→ Requirements: Filter the records below and copy every line containing the word "meses".
[start Record extracts]
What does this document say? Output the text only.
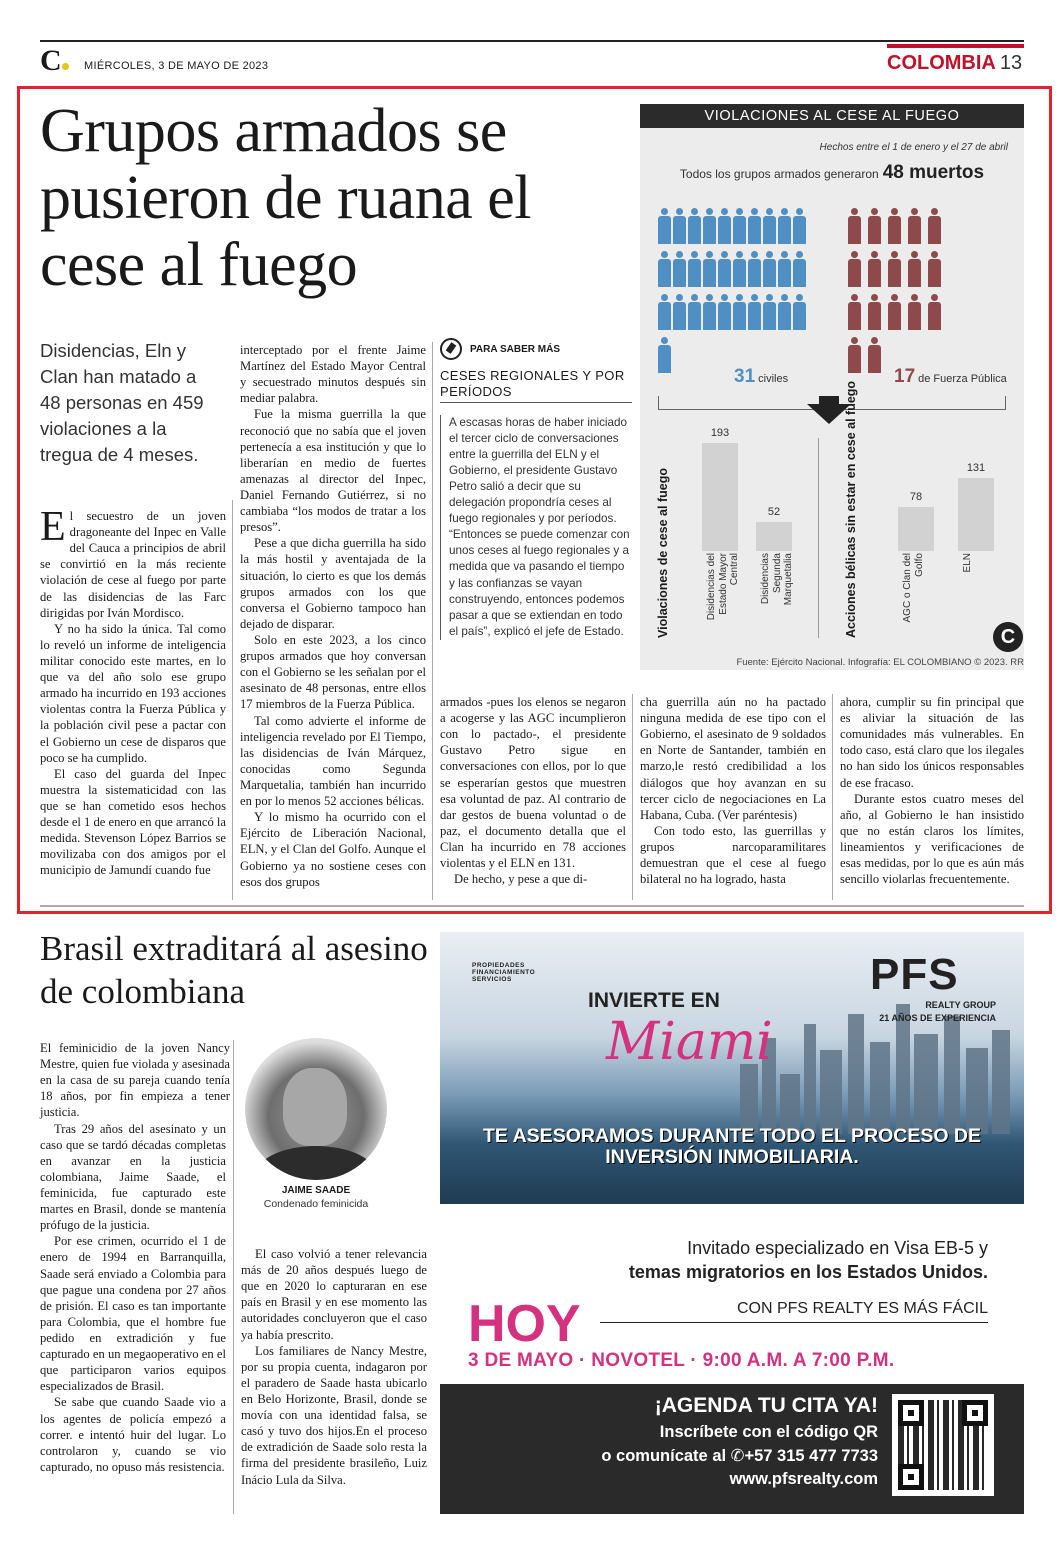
C	MIÉRCOLES, 3 DE MAYO DE 2023	COLOMBIA 13
Grupos armados se pusieron de ruana el cese al fuego
Disidencias, Eln y Clan han matado a 48 personas en 459 violaciones a la tregua de 4 meses.

El secuestro de un joven dragoneante del Inpec en Valle del Cauca a principios de abril se convirtió en la más reciente violación de cese al fuego por parte de las disidencias de las Farc dirigidas por Iván Mordisco.

Y no ha sido la única. Tal como lo reveló un informe de inteligencia militar conocido este martes, en lo que va del año solo ese grupo armado ha incurrido en 193 acciones violentas contra la Fuerza Pública y la población civil pese a pactar con el Gobierno un cese de disparos que poco se ha cumplido.

El caso del guarda del Inpec muestra la sistematicidad con las que se han cometido esos hechos desde el 1 de enero en que arrancó la medida. Stevenson López Barrios se movilizaba con dos amigos por el municipio de Jamundí cuando fue

interceptado por el frente Jaime Martínez del Estado Mayor Central y secuestrado minutos después sin mediar palabra.

Fue la misma guerrilla la que reconoció que no sabía que el joven pertenecía a esa institución y que lo liberarían en medio de fuertes amenazas al director del Inpec, Daniel Fernando Gutiérrez, si no cambiaba “los modos de tratar a los presos”.

Pese a que dicha guerrilla ha sido la más hostil y aventajada de la situación, lo cierto es que los demás grupos armados con los que conversa el Gobierno tampoco han dejado de disparar.

Solo en este 2023, a los cinco grupos armados que hoy conversan con el Gobierno se les señalan por el asesinato de 48 personas, entre ellos 17 miembros de la Fuerza Pública.

Tal como advierte el informe de inteligencia revelado por El Tiempo, las disidencias de Iván Márquez, conocidas como Segunda Marquetalia, también han incurrido en por lo menos 52 acciones bélicas.

Y lo mismo ha ocurrido con el Ejército de Liberación Nacional, ELN, y el Clan del Golfo. Aunque el Gobierno ya no sostiene ceses con esos dos grupos

PARA SABER MÁS
CESES REGIONALES Y POR PERÍODOS
A escasas horas de haber iniciado el tercer ciclo de conversaciones entre la guerrilla del ELN y el Gobierno, el presidente Gustavo Petro salió a decir que su delegación propondría ceses al fuego regionales y por períodos. “Entonces se puede comenzar con unos ceses al fuego regionales y a medida que va pasando el tiempo y las confianzas se vayan construyendo, entonces podemos pasar a que se extiendan en todo el país”, explicó el jefe de Estado.
VIOLACIONES AL CESE AL FUEGO
Hechos entre el 1 de enero y el 27 de abril
Todos los grupos armados generaron 48 muertos
31 civiles	17 de Fuerza Pública
Violaciones de cese al fuego	Acciones bélicas sin estar en cese al fuego
193
Disidencias del Estado Mayor Central
52
Disidencias Segunda Marquetalia
78
AGC o Clan del Golfo
131
ELN
C
Fuente: Ejército Nacional. Infografía: EL COLOMBIANO © 2023. RR

armados -pues los elenos se negaron a acogerse y las AGC incumplieron con lo pactado-, el presidente Gustavo Petro sigue en conversaciones con ellos, por lo que se esperarían gestos que muestren esa voluntad de paz. Al contrario de dar gestos de buena voluntad o de paz, el documento detalla que el Clan ha incurrido en 78 acciones violentas y el ELN en 131.

De hecho, y pese a que di-

cha guerrilla aún no ha pactado ninguna medida de ese tipo con el Gobierno, el asesinato de 9 soldados en Norte de Santander, también en marzo,le restó credibilidad a los diálogos que hoy avanzan en su tercer ciclo de negociaciones en La Habana, Cuba. (Ver paréntesis)

Con todo esto, las guerrillas y grupos narcoparamilitares demuestran que el cese al fuego bilateral no ha logrado, hasta

ahora, cumplir su fin principal que es aliviar la situación de las comunidades más vulnerables. En todo caso, está claro que los ilegales no han sido los únicos responsables de ese fracaso.

Durante estos cuatro meses del año, al Gobierno le han insistido que no están claros los límites, lineamientos y verificaciones de esas medidas, por lo que es aún más sencillo violarlas frecuentemente.

Brasil extraditará al asesino de colombiana
JAIME SAADE
Condenado feminicida

El feminicidio de la joven Nancy Mestre, quien fue violada y asesinada en la casa de su pareja cuando tenía 18 años, por fin empieza a tener justicia.

Tras 29 años del asesinato y un caso que se tardó décadas completas en avanzar en la justicia colombiana, Jaime Saade, el feminicida, fue capturado este martes en Brasil, donde se mantenía prófugo de la justicia.

Por ese crimen, ocurrido el 1 de enero de 1994 en Barranquilla, Saade será enviado a Colombia para que pague una condena por 27 años de prisión. El caso es tan importante para Colombia, que el hombre fue pedido en extradición y fue capturado en un megaoperativo en el que participaron varios equipos especializados de Brasil.

Se sabe que cuando Saade vio a los agentes de policía empezó a correr. e intentó huir del lugar. Lo controlaron y, cuando se vio capturado, no opuso más resistencia.

El caso volvió a tener relevancia más de 20 años después luego de que en 2020 lo capturaran en ese país en Brasil y en ese momento las autoridades concluyeron que el caso ya había prescrito.

Los familiares de Nancy Mestre, por su propia cuenta, indagaron por el paradero de Saade hasta ubicarlo en Belo Horizonte, Brasil, donde se movía con una identidad falsa, se casó y tuvo dos hijos.En el proceso de extradición de Saade solo resta la firma del presidente brasileño, Luiz Inácio Lula da Silva.

PROPIEDADES
FINANCIAMIENTO
SERVICIOS
INVIERTE EN
Miami
PFS
REALTY GROUP
21 AÑOS DE EXPERIENCIA
TE ASESORAMOS DURANTE TODO EL PROCESO DE INVERSIÓN INMOBILIARIA.
Invitado especializado en Visa EB-5 y
temas migratorios en los Estados Unidos.
HOY	CON PFS REALTY ES MÁS FÁCIL
3 DE MAYO · NOVOTEL · 9:00 A.M. A 7:00 P.M.
¡AGENDA TU CITA YA!
Inscríbete con el código QR
o comunícate al ✆+57 315 477 7733
www.pfsrealty.com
[end Record extracts]
→ Solution:
Disidencias, Eln y Clan han matado a 48 personas en 459 violaciones a la tregua de 4 meses.
Durante estos cuatro meses del año, al Gobierno le han insistido que no están claros los límites, lineamientos y verificaciones de esas medidas, por lo que es aún más sencillo violarlas frecuentemente.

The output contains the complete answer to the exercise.